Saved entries
────────────────────

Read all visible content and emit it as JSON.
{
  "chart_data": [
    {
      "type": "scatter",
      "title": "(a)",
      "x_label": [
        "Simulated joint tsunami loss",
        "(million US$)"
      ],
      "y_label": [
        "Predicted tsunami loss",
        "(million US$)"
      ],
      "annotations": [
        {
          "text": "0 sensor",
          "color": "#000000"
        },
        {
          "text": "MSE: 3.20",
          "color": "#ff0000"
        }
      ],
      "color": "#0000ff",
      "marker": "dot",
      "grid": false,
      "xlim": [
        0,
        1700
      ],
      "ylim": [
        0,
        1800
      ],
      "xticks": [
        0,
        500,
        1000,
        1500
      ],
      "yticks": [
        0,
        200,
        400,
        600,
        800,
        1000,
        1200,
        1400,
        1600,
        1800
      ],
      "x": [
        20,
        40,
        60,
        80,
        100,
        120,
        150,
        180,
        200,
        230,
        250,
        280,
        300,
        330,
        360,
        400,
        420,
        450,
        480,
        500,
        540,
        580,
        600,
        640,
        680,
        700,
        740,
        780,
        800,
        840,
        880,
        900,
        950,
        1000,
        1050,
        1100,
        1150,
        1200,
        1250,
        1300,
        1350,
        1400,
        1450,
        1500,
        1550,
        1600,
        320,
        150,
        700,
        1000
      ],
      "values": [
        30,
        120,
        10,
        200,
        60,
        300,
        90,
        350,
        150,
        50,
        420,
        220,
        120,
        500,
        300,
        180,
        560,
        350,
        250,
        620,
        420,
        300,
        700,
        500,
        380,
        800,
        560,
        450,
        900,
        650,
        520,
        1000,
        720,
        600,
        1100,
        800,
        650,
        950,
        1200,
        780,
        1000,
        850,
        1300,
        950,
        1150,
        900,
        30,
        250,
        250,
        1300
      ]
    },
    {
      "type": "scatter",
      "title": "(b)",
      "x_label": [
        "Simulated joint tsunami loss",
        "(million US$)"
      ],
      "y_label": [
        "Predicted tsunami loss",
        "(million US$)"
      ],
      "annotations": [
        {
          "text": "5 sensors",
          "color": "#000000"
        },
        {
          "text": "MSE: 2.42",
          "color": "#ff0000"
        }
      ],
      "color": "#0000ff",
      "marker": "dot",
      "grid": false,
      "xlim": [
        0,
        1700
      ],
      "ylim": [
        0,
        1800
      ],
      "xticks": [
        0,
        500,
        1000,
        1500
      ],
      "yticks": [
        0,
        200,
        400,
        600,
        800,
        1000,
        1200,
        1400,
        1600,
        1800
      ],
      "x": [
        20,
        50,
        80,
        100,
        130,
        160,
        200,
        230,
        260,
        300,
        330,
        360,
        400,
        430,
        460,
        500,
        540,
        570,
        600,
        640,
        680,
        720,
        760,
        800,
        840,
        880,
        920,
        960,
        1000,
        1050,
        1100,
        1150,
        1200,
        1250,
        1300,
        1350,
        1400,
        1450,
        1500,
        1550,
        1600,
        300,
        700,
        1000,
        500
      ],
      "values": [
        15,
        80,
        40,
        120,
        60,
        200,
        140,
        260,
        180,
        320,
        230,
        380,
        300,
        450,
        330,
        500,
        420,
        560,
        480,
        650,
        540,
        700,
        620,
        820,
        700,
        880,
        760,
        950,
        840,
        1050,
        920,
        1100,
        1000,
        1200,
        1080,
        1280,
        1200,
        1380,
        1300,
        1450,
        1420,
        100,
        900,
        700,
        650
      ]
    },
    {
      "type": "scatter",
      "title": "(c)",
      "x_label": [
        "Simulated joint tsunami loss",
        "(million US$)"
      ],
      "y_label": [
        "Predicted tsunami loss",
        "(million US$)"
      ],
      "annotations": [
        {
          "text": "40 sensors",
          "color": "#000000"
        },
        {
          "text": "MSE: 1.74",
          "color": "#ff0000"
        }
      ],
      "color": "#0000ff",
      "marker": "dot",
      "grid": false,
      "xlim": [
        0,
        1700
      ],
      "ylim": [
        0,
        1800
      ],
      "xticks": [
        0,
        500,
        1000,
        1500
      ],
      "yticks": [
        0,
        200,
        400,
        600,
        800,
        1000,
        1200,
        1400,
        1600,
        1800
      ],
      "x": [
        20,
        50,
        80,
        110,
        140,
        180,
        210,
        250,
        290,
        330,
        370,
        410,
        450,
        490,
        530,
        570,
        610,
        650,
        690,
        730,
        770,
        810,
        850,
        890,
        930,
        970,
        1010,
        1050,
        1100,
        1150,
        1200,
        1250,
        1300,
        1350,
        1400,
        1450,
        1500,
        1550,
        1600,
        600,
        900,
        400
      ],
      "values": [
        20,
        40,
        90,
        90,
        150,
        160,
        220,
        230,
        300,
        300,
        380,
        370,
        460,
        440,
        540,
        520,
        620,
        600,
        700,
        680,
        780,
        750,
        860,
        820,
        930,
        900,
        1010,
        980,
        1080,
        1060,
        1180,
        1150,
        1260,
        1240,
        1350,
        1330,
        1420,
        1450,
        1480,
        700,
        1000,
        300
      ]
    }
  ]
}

────────────────────

## Prompt
Retype every record above exactly as written.

## Full solution
Read all visible content and emit it as JSON.
{
  "chart_data": [
    {
      "type": "scatter",
      "title": "(a)",
      "x_label": [
        "Simulated joint tsunami loss",
        "(million US$)"
      ],
      "y_label": [
        "Predicted tsunami loss",
        "(million US$)"
      ],
      "annotations": [
        {
          "text": "0 sensor",
          "color": "#000000"
        },
        {
          "text": "MSE: 3.20",
          "color": "#ff0000"
        }
      ],
      "color": "#0000ff",
      "marker": "dot",
      "grid": false,
      "xlim": [
        0,
        1700
      ],
      "ylim": [
        0,
        1800
      ],
      "xticks": [
        0,
        500,
        1000,
        1500
      ],
      "yticks": [
        0,
        200,
        400,
        600,
        800,
        1000,
        1200,
        1400,
        1600,
        1800
      ],
      "x": [
        20,
        40,
        60,
        80,
        100,
        120,
        150,
        180,
        200,
        230,
        250,
        280,
        300,
        330,
        360,
        400,
        420,
        450,
        480,
        500,
        540,
        580,
        600,
        640,
        680,
        700,
        740,
        780,
        800,
        840,
        880,
        900,
        950,
        1000,
        1050,
        1100,
        1150,
        1200,
        1250,
        1300,
        1350,
        1400,
        1450,
        1500,
        1550,
        1600,
        320,
        150,
        700,
        1000
      ],
      "values": [
        30,
        120,
        10,
        200,
        60,
        300,
        90,
        350,
        150,
        50,
        420,
        220,
        120,
        500,
        300,
        180,
        560,
        350,
        250,
        620,
        420,
        300,
        700,
        500,
        380,
        800,
        560,
        450,
        900,
        650,
        520,
        1000,
        720,
        600,
        1100,
        800,
        650,
        950,
        1200,
        780,
        1000,
        850,
        1300,
        950,
        1150,
        900,
        30,
        250,
        250,
        1300
      ]
    },
    {
      "type": "scatter",
      "title": "(b)",
      "x_label": [
        "Simulated joint tsunami loss",
        "(million US$)"
      ],
      "y_label": [
        "Predicted tsunami loss",
        "(million US$)"
      ],
      "annotations": [
        {
          "text": "5 sensors",
          "color": "#000000"
        },
        {
          "text": "MSE: 2.42",
          "color": "#ff0000"
        }
      ],
      "color": "#0000ff",
      "marker": "dot",
      "grid": false,
      "xlim": [
        0,
        1700
      ],
      "ylim": [
        0,
        1800
      ],
      "xticks": [
        0,
        500,
        1000,
        1500
      ],
      "yticks": [
        0,
        200,
        400,
        600,
        800,
        1000,
        1200,
        1400,
        1600,
        1800
      ],
      "x": [
        20,
        50,
        80,
        100,
        130,
        160,
        200,
        230,
        260,
        300,
        330,
        360,
        400,
        430,
        460,
        500,
        540,
        570,
        600,
        640,
        680,
        720,
        760,
        800,
        840,
        880,
        920,
        960,
        1000,
        1050,
        1100,
        1150,
        1200,
        1250,
        1300,
        1350,
        1400,
        1450,
        1500,
        1550,
        1600,
        300,
        700,
        1000,
        500
      ],
      "values": [
        15,
        80,
        40,
        120,
        60,
        200,
        140,
        260,
        180,
        320,
        230,
        380,
        300,
        450,
        330,
        500,
        420,
        560,
        480,
        650,
        540,
        700,
        620,
        820,
        700,
        880,
        760,
        950,
        840,
        1050,
        920,
        1100,
        1000,
        1200,
        1080,
        1280,
        1200,
        1380,
        1300,
        1450,
        1420,
        100,
        900,
        700,
        650
      ]
    },
    {
      "type": "scatter",
      "title": "(c)",
      "x_label": [
        "Simulated joint tsunami loss",
        "(million US$)"
      ],
      "y_label": [
        "Predicted tsunami loss",
        "(million US$)"
      ],
      "annotations": [
        {
          "text": "40 sensors",
          "color": "#000000"
        },
        {
          "text": "MSE: 1.74",
          "color": "#ff0000"
        }
      ],
      "color": "#0000ff",
      "marker": "dot",
      "grid": false,
      "xlim": [
        0,
        1700
      ],
      "ylim": [
        0,
        1800
      ],
      "xticks": [
        0,
        500,
        1000,
        1500
      ],
      "yticks": [
        0,
        200,
        400,
        600,
        800,
        1000,
        1200,
        1400,
        1600,
        1800
      ],
      "x": [
        20,
        50,
        80,
        110,
        140,
        180,
        210,
        250,
        290,
        330,
        370,
        410,
        450,
        490,
        530,
        570,
        610,
        650,
        690,
        730,
        770,
        810,
        850,
        890,
        930,
        970,
        1010,
        1050,
        1100,
        1150,
        1200,
        1250,
        1300,
        1350,
        1400,
        1450,
        1500,
        1550,
        1600,
        600,
        900,
        400
      ],
      "values": [
        20,
        40,
        90,
        90,
        150,
        160,
        220,
        230,
        300,
        300,
        380,
        370,
        460,
        440,
        540,
        520,
        620,
        600,
        700,
        680,
        780,
        750,
        860,
        820,
        930,
        900,
        1010,
        980,
        1080,
        1060,
        1180,
        1150,
        1260,
        1240,
        1350,
        1330,
        1420,
        1450,
        1480,
        700,
        1000,
        300
      ]
    }
  ]
}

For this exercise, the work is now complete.